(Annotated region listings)
══════════
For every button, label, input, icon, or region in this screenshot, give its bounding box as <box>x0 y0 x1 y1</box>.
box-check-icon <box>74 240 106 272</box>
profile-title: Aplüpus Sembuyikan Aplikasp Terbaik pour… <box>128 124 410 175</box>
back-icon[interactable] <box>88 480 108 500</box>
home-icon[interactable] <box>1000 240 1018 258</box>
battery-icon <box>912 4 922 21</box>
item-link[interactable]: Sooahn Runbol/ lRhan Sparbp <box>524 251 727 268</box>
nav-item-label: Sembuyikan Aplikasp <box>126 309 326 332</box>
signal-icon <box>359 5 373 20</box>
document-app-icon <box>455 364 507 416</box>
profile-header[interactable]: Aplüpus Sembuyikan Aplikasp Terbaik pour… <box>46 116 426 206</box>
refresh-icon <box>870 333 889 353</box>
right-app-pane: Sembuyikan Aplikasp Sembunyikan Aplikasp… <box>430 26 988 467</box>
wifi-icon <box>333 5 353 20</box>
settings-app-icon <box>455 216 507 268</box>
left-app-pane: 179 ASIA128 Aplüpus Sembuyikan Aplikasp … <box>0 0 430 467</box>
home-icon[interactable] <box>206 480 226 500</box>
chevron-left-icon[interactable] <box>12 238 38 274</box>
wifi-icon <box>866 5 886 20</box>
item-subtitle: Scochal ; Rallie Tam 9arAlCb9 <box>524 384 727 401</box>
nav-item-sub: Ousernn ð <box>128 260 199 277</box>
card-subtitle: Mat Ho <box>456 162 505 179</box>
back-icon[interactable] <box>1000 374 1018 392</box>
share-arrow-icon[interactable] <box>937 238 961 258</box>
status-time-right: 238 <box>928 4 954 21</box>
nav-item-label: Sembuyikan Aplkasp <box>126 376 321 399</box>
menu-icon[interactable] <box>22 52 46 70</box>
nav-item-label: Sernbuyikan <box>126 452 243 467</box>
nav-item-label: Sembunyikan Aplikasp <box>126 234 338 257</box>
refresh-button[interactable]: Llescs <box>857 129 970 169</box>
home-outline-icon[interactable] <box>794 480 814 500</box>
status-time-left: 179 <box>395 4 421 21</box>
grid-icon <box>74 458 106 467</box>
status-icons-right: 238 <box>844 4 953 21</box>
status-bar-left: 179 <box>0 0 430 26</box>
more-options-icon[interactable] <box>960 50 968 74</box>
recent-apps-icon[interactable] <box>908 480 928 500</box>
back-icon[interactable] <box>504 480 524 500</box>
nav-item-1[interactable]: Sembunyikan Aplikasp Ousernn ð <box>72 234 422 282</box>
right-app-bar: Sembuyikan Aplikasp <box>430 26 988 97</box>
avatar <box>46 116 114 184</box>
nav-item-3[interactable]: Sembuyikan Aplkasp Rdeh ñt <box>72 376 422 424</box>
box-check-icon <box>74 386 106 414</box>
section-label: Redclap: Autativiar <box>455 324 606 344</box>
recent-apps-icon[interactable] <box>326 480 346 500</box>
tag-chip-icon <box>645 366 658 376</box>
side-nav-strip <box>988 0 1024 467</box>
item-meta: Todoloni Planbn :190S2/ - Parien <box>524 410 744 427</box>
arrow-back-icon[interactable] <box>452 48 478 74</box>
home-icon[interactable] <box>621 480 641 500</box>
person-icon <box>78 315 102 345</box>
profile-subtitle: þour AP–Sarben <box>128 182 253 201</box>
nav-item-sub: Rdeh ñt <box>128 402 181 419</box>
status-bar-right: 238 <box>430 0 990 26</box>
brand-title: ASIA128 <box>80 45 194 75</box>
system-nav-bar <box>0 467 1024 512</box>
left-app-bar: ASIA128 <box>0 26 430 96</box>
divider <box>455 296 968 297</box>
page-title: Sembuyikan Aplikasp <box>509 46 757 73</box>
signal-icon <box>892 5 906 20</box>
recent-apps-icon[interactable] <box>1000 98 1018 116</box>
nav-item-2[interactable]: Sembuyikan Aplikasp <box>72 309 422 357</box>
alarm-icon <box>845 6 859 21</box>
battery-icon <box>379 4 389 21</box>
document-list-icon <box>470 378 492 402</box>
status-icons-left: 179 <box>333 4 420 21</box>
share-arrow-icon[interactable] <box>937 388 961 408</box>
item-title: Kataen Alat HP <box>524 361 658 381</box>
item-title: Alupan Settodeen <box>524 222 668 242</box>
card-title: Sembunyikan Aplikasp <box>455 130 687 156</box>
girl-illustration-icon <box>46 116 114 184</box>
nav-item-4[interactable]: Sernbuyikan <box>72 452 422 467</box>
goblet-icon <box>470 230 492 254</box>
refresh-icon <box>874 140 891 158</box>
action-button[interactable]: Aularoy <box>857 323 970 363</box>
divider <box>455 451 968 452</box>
══════════
Render the lines from the start of the records through the line containing "card-subtitle: Mat Ho" as a JSON list of strings, one string per line and omitting blank lines.

**Response**
[
  "For every button, label, input, icon, or region in this screenshot, give its bounding box as <box>x0 y0 x1 y1</box>.",
  "box-check-icon <box>74 240 106 272</box>",
  "profile-title: Aplüpus Sembuyikan Aplikasp Terbaik pour… <box>128 124 410 175</box>",
  "back-icon[interactable] <box>88 480 108 500</box>",
  "home-icon[interactable] <box>1000 240 1018 258</box>",
  "battery-icon <box>912 4 922 21</box>",
  "item-link[interactable]: Sooahn Runbol/ lRhan Sparbp <box>524 251 727 268</box>",
  "nav-item-label: Sembuyikan Aplikasp <box>126 309 326 332</box>",
  "signal-icon <box>359 5 373 20</box>",
  "document-app-icon <box>455 364 507 416</box>",
  "profile-header[interactable]: Aplüpus Sembuyikan Aplikasp Terbaik pour… <box>46 116 426 206</box>",
  "refresh-icon <box>870 333 889 353</box>",
  "right-app-pane: Sembuyikan Aplikasp Sembunyikan Aplikasp… <box>430 26 988 467</box>",
  "wifi-icon <box>333 5 353 20</box>",
  "settings-app-icon <box>455 216 507 268</box>",
  "left-app-pane: 179 ASIA128 Aplüpus Sembuyikan Aplikasp … <box>0 0 430 467</box>",
  "home-icon[interactable] <box>206 480 226 500</box>",
  "chevron-left-icon[interactable] <box>12 238 38 274</box>",
  "wifi-icon <box>866 5 886 20</box>",
  "item-subtitle: Scochal ; Rallie Tam 9arAlCb9 <box>524 384 727 401</box>",
  "nav-item-sub: Ousernn ð <box>128 260 199 277</box>",
  "card-subtitle: Mat Ho <box>456 162 505 179</box>"
]